Stated exercise: Your answer should be a single number: the count of lines that hold the word "puntos".

---

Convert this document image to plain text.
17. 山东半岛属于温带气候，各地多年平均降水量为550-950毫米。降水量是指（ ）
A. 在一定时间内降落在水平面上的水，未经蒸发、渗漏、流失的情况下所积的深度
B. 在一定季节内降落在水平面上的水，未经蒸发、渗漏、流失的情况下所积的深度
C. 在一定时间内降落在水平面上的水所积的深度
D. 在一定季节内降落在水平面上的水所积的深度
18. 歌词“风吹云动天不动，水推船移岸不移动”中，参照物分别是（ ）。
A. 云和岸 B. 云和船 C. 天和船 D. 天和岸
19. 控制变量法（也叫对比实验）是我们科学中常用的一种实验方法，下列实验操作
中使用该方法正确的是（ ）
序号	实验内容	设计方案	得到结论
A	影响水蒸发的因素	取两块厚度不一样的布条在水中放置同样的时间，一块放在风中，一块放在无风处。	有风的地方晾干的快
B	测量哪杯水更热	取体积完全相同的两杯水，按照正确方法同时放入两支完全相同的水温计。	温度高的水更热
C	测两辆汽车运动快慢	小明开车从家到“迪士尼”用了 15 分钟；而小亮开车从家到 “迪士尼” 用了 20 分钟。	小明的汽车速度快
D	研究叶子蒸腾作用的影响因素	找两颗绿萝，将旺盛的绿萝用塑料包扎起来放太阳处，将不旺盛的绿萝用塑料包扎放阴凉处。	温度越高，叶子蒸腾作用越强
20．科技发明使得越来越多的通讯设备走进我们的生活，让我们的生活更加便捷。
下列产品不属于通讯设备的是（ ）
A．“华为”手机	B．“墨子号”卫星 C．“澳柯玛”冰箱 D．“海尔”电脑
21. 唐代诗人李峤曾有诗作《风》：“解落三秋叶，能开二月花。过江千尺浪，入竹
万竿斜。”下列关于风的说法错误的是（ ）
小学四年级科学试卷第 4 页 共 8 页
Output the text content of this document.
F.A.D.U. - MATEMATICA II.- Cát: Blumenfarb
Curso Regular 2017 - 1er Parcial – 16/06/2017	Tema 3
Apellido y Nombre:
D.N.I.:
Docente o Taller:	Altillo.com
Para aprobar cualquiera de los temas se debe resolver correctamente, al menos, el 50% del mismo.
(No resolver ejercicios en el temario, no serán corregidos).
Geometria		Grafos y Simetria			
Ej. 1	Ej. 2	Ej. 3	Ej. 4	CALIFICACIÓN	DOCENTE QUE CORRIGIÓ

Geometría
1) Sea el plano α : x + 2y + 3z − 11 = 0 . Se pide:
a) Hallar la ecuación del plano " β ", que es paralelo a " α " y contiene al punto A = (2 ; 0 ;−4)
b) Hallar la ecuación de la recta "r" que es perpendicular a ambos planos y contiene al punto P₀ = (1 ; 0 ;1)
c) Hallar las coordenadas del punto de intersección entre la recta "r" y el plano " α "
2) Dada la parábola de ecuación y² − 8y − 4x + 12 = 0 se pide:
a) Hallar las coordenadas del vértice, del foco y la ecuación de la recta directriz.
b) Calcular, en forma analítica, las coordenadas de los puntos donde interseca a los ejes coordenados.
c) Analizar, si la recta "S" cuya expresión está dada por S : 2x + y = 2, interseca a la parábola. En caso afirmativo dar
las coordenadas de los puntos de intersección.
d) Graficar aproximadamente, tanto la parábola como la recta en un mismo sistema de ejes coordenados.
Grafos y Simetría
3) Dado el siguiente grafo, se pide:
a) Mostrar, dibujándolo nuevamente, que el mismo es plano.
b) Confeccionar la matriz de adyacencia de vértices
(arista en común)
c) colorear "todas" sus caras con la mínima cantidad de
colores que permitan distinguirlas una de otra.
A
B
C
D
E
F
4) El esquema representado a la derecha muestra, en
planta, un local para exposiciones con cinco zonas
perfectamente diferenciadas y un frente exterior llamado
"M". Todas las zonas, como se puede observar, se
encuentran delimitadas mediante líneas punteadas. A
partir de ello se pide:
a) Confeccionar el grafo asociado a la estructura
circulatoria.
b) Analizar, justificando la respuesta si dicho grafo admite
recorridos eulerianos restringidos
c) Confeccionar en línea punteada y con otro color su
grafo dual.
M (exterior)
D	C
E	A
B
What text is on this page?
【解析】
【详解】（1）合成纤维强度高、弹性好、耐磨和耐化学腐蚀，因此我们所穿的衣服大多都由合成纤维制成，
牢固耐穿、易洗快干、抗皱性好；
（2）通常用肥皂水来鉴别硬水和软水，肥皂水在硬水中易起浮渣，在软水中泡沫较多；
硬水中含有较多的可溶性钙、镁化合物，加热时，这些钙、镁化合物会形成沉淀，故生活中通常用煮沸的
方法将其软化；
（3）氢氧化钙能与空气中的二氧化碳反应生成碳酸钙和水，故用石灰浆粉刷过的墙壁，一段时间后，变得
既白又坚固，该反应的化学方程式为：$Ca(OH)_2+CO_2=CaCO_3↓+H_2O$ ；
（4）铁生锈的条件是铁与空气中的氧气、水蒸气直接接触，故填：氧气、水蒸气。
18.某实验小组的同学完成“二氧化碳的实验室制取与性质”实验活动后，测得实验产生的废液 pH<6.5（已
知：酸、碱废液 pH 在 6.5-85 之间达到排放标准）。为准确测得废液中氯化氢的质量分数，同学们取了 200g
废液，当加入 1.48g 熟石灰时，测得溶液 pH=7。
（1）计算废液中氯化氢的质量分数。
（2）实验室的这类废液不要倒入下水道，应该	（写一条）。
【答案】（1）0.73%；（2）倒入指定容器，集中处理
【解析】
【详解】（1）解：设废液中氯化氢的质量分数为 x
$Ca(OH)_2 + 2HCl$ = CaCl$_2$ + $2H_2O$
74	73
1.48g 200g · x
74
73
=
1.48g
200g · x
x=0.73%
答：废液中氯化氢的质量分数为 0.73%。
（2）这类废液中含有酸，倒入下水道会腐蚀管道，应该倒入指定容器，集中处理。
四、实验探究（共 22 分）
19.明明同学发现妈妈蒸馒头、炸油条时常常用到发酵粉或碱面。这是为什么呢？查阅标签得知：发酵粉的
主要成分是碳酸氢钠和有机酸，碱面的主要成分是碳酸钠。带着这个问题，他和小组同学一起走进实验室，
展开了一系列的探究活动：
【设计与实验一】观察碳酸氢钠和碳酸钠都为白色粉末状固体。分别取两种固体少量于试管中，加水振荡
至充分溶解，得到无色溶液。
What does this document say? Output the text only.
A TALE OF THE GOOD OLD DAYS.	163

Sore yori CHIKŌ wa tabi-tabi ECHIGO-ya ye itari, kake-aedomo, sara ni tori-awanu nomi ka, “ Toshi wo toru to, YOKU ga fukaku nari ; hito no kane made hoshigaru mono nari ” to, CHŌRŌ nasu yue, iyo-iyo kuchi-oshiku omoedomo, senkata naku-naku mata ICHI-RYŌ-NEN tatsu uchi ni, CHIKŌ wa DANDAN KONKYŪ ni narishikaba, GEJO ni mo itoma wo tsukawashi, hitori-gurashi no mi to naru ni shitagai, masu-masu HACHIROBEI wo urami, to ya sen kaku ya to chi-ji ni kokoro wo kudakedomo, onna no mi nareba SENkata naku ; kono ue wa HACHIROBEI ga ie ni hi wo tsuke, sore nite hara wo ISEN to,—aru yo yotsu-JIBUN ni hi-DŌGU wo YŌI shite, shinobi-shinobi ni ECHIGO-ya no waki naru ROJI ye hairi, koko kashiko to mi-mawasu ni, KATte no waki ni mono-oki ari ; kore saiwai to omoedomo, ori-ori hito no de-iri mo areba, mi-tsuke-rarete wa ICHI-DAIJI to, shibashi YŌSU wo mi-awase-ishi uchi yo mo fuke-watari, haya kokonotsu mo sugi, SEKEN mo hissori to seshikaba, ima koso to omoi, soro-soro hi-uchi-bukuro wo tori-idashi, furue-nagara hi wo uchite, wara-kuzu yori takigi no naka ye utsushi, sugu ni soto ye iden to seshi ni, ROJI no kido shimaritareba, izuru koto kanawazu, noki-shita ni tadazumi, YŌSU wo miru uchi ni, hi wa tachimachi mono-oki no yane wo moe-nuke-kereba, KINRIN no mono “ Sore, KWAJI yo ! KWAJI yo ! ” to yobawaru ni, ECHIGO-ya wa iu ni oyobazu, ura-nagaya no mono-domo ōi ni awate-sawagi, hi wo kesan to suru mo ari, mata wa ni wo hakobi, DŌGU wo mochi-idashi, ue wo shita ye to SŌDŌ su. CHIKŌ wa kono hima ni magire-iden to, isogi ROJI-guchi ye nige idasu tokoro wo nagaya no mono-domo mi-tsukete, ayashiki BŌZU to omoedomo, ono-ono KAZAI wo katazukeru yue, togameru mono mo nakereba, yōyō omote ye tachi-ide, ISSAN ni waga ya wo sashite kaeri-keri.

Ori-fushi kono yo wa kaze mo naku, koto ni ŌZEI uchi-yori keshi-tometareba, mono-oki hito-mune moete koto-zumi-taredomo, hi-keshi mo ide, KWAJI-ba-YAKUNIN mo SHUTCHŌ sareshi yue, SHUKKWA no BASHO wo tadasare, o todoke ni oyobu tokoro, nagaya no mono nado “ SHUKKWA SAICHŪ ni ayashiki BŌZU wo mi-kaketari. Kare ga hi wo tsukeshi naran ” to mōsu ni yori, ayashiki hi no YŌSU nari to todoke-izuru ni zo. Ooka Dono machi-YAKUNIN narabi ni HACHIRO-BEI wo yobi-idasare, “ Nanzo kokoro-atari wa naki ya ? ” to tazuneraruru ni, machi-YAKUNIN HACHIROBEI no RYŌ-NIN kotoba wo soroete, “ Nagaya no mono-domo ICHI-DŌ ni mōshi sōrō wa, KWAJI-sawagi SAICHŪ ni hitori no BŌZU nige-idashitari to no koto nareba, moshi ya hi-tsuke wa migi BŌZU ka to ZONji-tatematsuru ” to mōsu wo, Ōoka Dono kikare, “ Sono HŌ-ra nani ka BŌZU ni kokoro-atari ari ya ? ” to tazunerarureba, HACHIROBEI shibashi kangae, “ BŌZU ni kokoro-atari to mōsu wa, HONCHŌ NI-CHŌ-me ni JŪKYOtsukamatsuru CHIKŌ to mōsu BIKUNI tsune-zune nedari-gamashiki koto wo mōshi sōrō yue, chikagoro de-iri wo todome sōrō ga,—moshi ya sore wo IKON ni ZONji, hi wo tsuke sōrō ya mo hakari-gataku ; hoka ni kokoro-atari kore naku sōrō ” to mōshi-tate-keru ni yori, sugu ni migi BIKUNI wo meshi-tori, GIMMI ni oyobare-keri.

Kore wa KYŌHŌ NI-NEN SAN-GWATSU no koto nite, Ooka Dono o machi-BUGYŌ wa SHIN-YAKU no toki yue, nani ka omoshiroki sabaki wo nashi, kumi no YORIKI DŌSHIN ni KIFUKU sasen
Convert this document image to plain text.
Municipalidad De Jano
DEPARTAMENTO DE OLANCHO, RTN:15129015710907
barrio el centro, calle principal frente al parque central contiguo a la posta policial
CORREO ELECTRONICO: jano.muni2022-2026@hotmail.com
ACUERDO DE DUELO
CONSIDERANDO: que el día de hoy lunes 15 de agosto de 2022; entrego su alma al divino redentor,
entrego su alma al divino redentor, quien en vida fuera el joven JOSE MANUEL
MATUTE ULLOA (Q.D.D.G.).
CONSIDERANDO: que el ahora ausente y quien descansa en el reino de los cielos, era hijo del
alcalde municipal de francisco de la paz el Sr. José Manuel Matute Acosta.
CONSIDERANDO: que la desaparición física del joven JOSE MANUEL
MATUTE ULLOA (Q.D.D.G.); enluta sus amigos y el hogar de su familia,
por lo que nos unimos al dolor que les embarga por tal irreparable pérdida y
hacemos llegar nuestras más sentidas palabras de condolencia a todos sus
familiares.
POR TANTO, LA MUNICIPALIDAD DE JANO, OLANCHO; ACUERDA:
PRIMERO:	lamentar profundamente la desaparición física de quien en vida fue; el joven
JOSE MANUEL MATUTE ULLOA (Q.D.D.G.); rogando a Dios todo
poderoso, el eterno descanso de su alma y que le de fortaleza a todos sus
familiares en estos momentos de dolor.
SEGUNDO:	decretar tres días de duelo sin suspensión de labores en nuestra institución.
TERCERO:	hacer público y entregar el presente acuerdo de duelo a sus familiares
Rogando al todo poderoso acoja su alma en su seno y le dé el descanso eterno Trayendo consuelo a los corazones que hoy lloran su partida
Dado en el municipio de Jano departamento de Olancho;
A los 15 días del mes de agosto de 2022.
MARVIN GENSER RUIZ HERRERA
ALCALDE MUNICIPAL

---

Solution to this exercise: 2